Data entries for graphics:
■ ■ ■ ■ ■

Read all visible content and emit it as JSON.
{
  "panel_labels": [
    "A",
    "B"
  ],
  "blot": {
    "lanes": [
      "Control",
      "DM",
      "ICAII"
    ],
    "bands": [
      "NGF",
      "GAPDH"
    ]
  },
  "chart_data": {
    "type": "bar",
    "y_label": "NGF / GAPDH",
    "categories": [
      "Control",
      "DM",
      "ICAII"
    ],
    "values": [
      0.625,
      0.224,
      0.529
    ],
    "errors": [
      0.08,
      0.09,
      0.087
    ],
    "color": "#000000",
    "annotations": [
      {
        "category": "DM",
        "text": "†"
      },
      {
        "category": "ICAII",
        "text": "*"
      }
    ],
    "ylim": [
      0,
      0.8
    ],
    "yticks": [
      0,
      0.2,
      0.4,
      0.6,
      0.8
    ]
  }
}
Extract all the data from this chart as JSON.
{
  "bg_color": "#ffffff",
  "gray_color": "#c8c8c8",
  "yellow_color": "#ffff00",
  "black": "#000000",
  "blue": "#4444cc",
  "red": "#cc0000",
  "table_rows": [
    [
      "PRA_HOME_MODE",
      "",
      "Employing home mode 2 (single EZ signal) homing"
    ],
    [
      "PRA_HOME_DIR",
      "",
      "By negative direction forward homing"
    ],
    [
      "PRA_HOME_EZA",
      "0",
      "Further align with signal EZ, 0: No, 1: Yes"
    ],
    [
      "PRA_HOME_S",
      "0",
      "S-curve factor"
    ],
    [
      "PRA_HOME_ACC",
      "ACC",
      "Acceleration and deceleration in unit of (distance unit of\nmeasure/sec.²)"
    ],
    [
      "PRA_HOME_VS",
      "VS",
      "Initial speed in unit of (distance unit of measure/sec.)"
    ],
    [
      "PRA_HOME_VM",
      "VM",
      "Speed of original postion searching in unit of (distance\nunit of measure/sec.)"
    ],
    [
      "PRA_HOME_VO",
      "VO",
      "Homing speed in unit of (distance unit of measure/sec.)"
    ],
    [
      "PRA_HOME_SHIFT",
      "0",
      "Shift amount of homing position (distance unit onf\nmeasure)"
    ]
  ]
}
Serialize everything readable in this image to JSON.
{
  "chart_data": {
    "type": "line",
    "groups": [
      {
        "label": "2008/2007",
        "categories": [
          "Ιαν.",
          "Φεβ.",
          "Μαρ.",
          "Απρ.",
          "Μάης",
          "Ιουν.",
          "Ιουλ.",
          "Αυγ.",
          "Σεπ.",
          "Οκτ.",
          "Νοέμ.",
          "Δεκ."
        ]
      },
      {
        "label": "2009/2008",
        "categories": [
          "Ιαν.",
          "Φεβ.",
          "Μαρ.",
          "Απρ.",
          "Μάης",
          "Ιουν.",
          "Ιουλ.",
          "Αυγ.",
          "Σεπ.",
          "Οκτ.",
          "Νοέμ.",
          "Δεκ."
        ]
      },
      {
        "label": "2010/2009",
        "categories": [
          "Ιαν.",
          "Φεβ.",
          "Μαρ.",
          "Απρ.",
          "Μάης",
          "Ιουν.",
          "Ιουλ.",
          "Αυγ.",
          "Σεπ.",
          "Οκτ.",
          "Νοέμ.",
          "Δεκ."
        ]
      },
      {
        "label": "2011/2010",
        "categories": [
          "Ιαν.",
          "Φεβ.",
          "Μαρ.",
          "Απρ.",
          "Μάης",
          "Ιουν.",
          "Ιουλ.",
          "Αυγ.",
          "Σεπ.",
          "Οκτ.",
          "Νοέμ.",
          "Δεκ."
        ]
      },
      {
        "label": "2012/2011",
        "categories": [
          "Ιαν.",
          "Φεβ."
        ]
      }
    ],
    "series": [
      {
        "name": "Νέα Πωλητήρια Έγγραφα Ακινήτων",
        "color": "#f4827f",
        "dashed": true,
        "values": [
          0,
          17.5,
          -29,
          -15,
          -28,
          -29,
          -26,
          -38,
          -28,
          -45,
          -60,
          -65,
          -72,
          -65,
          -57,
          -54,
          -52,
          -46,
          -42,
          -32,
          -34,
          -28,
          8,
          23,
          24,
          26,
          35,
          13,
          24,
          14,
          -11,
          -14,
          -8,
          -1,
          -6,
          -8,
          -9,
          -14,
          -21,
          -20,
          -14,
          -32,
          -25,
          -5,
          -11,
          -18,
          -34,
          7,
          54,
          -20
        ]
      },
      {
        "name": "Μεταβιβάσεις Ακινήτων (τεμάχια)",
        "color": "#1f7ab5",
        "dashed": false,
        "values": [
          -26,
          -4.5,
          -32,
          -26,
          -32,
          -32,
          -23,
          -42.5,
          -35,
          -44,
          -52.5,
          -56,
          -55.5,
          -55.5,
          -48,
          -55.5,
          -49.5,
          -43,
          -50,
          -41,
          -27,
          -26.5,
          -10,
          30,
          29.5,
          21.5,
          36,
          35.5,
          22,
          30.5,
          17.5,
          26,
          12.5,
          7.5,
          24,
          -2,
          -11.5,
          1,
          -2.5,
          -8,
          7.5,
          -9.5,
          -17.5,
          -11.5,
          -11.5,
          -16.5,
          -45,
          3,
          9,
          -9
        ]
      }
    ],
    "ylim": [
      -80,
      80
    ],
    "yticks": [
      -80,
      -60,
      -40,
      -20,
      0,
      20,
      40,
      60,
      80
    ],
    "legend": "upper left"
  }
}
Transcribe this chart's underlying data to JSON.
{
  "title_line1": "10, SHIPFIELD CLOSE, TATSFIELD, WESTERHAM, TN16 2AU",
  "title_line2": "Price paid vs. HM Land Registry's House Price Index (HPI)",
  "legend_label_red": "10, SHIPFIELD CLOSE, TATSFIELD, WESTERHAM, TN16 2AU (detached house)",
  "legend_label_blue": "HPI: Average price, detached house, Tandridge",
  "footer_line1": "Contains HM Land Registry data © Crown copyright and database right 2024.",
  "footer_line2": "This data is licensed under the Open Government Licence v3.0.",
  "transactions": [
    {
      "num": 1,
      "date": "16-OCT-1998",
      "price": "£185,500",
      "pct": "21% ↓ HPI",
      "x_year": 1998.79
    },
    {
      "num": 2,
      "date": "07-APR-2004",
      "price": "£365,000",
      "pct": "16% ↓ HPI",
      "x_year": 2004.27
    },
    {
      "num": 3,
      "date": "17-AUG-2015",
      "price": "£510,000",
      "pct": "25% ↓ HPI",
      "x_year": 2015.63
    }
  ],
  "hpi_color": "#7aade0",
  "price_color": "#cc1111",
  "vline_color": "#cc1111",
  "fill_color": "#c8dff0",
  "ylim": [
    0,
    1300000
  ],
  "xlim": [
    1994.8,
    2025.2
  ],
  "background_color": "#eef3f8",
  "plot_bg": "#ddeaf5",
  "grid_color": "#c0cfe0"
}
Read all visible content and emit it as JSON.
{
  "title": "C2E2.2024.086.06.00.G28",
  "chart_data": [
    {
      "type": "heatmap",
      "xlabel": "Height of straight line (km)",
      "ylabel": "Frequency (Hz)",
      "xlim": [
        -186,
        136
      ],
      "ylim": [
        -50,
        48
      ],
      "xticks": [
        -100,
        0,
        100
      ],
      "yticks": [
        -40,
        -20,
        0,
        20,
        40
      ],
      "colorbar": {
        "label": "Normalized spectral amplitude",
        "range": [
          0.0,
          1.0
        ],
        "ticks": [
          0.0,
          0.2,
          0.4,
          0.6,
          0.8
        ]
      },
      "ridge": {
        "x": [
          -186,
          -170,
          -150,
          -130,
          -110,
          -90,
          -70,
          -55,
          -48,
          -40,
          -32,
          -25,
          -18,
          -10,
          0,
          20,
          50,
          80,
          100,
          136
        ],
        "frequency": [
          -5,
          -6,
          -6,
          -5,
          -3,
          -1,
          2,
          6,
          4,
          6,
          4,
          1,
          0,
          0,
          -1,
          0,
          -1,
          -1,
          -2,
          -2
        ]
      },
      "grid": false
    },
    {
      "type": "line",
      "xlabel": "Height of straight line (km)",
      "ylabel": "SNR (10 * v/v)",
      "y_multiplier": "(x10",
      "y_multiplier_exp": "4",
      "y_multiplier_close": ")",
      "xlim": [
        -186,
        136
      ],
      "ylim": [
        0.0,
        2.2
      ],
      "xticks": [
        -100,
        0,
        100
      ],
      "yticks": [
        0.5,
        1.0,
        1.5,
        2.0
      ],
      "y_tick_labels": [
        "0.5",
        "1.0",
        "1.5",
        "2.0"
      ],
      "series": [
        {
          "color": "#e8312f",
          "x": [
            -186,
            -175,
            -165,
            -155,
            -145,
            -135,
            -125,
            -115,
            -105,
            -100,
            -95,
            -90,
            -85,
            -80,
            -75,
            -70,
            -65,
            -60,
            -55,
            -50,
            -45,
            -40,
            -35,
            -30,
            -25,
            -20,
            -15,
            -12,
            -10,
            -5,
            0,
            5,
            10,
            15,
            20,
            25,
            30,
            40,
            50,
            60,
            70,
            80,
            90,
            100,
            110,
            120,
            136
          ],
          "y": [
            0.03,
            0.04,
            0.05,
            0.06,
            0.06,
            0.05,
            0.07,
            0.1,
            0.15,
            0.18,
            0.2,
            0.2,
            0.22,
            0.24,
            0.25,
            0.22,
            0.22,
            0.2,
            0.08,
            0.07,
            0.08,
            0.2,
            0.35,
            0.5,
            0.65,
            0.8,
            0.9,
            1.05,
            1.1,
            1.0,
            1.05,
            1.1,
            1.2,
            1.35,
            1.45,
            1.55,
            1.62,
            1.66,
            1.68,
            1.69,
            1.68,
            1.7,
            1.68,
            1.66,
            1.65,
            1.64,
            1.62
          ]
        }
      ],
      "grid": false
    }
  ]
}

■ ■ ■ ■ ■

Select and copy every line of the material that holds the string "TATSFIELD".

  "title_line1": "10, SHIPFIELD CLOSE, TATSFIELD, WESTERHAM, TN16 2AU",
  "legend_label_red": "10, SHIPFIELD CLOSE, TATSFIELD, WESTERHAM, TN16 2AU (detached house)",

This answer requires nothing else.